[BEGIN]

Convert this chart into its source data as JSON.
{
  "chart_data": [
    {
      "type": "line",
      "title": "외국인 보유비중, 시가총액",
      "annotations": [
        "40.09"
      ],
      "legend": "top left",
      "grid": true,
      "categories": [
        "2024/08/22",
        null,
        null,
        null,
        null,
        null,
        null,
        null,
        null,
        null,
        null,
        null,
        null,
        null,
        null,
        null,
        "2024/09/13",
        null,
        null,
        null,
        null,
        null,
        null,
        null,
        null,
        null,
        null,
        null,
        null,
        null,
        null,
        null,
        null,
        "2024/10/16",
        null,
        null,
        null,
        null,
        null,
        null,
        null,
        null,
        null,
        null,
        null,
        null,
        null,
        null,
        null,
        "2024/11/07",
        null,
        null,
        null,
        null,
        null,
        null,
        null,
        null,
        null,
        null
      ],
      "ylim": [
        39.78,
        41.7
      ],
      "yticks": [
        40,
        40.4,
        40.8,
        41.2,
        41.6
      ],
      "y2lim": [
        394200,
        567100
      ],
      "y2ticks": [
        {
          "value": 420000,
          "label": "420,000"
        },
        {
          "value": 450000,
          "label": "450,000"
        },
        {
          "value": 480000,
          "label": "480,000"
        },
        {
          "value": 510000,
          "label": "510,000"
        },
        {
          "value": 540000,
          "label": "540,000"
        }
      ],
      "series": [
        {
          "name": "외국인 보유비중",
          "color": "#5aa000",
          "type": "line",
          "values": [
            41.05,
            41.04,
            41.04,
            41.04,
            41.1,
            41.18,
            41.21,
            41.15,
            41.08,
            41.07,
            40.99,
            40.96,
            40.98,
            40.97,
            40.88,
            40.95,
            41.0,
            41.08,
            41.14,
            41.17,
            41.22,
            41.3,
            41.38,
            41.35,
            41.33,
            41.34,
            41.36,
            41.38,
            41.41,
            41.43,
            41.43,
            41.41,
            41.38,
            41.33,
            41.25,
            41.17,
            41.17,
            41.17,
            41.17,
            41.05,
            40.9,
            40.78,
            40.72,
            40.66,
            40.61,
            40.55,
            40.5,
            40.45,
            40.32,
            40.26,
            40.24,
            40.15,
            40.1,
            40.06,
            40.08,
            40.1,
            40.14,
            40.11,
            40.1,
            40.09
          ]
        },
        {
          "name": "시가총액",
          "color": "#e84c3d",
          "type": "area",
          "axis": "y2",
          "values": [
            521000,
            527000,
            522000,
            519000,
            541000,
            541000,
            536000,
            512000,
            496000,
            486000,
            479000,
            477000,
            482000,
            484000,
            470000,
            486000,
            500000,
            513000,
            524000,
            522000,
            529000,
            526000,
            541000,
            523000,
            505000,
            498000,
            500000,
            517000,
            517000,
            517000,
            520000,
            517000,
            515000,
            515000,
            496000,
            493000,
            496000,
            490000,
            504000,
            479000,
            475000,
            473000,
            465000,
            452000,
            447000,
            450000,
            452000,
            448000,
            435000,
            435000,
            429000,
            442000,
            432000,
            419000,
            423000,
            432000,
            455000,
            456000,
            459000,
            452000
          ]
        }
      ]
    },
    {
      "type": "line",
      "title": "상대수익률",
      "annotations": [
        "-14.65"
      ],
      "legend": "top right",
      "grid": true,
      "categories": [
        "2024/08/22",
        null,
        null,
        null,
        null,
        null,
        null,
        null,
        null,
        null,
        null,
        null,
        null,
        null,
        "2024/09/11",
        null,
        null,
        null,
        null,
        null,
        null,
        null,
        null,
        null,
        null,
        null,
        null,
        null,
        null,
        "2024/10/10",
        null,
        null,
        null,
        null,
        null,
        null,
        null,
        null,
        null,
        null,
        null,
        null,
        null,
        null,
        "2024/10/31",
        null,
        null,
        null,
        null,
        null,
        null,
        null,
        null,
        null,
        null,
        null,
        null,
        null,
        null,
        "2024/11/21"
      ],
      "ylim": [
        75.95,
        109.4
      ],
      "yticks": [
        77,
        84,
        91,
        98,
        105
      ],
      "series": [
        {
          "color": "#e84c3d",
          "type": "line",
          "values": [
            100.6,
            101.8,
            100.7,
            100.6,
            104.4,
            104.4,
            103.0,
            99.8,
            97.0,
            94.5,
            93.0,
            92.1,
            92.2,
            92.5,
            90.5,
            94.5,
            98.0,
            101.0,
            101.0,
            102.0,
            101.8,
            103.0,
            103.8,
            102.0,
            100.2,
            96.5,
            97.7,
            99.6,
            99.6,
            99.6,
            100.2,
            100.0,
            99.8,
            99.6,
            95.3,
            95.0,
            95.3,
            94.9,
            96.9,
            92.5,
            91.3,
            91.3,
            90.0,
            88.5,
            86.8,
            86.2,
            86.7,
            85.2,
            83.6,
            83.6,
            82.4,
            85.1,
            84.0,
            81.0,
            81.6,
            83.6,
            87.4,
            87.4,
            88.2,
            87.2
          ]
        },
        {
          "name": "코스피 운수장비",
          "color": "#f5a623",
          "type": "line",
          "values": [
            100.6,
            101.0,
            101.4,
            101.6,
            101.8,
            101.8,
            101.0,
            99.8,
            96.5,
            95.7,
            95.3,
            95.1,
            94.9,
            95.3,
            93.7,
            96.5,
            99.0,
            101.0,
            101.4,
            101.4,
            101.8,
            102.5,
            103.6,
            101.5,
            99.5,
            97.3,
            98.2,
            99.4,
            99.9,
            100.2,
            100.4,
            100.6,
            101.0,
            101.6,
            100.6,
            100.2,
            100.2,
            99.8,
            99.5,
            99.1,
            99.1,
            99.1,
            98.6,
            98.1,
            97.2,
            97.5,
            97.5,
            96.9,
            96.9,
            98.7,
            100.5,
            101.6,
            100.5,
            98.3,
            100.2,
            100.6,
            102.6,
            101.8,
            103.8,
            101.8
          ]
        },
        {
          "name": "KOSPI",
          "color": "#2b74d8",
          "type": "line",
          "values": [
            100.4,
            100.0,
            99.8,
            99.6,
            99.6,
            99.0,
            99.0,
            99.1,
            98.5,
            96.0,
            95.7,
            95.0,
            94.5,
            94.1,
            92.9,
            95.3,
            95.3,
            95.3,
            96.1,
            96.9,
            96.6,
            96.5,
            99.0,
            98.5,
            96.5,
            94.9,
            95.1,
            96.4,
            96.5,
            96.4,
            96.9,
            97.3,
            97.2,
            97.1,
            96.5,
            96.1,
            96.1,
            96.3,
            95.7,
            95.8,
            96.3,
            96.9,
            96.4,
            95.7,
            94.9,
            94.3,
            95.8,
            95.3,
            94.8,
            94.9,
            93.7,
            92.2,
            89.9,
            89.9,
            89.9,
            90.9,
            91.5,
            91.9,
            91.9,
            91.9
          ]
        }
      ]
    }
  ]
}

[END]

Look through the listing and extract every line with "label" in it.

Completed task |
          "label": "420,000"
          "label": "450,000"
          "label": "480,000"
          "label": "510,000"
          "label": "540,000"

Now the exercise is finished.